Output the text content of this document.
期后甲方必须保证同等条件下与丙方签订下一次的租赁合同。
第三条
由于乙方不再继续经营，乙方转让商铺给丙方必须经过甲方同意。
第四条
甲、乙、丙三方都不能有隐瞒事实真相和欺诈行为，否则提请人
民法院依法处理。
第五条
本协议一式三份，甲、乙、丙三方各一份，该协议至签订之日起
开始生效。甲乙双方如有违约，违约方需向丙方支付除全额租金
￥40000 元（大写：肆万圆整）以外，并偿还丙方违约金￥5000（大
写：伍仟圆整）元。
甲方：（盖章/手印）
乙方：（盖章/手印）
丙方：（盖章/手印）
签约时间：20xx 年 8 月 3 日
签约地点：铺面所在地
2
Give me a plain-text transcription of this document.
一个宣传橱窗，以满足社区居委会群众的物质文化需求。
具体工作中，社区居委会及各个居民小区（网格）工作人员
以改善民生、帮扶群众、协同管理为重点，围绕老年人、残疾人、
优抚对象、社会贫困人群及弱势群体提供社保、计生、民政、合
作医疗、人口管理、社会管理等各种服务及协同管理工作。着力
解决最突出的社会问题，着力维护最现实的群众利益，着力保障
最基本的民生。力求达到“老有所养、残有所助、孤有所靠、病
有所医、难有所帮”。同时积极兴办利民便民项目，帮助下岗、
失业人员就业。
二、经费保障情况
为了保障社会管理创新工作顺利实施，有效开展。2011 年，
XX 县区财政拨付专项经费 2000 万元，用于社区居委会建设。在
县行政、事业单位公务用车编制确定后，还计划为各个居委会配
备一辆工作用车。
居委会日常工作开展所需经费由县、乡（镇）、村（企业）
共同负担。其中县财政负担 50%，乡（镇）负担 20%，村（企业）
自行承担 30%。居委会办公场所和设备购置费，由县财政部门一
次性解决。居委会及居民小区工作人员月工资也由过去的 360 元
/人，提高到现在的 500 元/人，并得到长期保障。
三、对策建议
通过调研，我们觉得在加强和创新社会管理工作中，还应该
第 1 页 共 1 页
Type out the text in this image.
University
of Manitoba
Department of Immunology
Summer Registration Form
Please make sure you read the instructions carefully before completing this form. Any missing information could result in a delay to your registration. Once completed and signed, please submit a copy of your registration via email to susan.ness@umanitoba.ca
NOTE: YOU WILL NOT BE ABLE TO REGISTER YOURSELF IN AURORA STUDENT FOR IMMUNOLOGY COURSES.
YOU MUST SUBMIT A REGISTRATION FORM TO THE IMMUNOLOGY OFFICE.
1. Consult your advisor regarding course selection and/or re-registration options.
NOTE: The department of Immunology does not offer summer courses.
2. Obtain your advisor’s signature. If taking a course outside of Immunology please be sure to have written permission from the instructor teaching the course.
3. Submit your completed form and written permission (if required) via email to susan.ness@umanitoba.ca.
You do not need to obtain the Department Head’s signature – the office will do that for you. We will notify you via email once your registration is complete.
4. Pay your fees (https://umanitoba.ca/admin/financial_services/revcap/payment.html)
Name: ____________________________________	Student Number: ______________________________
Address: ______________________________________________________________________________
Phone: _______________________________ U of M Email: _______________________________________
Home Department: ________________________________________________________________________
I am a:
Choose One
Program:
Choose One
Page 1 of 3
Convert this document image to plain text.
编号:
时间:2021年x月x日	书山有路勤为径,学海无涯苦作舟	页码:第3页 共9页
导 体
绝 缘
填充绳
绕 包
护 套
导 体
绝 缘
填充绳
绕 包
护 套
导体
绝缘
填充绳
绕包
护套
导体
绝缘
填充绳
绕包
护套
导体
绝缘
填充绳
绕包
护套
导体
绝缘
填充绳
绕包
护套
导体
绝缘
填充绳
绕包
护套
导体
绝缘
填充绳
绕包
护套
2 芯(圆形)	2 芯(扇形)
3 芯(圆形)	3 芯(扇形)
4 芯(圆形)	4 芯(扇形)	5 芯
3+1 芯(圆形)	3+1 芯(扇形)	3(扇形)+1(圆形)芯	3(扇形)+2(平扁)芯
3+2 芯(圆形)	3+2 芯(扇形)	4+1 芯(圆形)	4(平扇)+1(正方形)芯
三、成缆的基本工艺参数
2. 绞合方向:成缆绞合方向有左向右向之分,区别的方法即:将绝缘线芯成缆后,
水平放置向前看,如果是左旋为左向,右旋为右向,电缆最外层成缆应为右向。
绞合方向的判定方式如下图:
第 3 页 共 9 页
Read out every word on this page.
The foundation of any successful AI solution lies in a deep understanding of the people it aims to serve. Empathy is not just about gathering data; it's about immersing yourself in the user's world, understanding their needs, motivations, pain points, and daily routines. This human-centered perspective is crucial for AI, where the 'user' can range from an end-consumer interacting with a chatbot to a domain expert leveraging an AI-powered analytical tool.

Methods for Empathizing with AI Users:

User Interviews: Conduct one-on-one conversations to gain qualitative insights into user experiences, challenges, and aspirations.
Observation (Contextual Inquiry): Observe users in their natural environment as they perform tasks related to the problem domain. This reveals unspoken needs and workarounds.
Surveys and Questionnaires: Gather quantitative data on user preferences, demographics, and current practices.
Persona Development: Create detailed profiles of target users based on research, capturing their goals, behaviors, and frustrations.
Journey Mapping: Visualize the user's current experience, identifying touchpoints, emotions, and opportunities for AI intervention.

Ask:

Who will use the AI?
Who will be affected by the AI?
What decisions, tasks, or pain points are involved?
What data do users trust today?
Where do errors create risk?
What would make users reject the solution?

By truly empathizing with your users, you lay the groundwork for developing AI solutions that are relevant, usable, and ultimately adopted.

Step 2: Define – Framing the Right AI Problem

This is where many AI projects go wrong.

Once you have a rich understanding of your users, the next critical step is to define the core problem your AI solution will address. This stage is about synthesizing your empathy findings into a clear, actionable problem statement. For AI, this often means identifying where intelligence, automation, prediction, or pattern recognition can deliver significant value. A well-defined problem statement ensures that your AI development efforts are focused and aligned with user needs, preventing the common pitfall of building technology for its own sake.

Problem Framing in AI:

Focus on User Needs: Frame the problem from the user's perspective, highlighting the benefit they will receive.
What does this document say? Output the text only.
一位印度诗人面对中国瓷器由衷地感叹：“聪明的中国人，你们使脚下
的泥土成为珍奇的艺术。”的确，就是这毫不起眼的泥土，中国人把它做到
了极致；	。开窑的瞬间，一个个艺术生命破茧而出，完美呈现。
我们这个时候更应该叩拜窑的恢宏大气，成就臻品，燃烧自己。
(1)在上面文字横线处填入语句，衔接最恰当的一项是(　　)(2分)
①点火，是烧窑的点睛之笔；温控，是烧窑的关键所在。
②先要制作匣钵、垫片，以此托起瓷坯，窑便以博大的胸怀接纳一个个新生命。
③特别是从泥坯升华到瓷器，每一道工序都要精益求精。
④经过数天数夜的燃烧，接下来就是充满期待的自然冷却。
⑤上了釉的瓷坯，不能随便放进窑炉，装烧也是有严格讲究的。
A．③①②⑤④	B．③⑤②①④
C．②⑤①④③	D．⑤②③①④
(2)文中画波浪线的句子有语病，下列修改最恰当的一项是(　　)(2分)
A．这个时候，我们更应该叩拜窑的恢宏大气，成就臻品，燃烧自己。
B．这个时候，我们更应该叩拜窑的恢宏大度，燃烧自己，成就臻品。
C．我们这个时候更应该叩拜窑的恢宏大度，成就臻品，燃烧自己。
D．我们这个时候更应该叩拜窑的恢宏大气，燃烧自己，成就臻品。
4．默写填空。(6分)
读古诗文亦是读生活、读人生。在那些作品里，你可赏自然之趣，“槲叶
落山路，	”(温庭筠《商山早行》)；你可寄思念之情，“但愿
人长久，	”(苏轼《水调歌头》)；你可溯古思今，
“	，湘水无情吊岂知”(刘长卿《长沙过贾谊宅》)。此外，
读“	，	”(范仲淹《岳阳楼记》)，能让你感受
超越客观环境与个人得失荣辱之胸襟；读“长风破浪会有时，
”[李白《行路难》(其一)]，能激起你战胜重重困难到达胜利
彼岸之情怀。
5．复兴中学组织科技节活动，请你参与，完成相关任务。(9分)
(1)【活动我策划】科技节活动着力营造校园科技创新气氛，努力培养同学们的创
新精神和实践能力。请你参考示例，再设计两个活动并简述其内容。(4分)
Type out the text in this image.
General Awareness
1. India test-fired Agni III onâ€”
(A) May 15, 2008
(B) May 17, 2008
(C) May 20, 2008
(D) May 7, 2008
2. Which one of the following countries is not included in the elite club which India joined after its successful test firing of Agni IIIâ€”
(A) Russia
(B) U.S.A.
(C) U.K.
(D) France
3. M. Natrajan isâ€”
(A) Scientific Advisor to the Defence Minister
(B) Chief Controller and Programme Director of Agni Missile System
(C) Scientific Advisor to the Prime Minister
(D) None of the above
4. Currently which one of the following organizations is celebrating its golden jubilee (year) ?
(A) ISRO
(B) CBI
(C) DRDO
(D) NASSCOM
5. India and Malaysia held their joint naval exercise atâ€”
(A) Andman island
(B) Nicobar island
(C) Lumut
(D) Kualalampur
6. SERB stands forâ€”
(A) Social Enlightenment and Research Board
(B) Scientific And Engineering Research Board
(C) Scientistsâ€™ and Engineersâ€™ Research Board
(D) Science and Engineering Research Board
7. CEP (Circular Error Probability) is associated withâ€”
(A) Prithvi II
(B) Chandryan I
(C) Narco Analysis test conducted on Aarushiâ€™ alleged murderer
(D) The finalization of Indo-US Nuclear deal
────
> _What is expected_
Locate each line containing the string "Engineering" and show it.

> _Answer to this problem_
(B) Scientific And Engineering Research Board
(D) Science and Engineering Research Board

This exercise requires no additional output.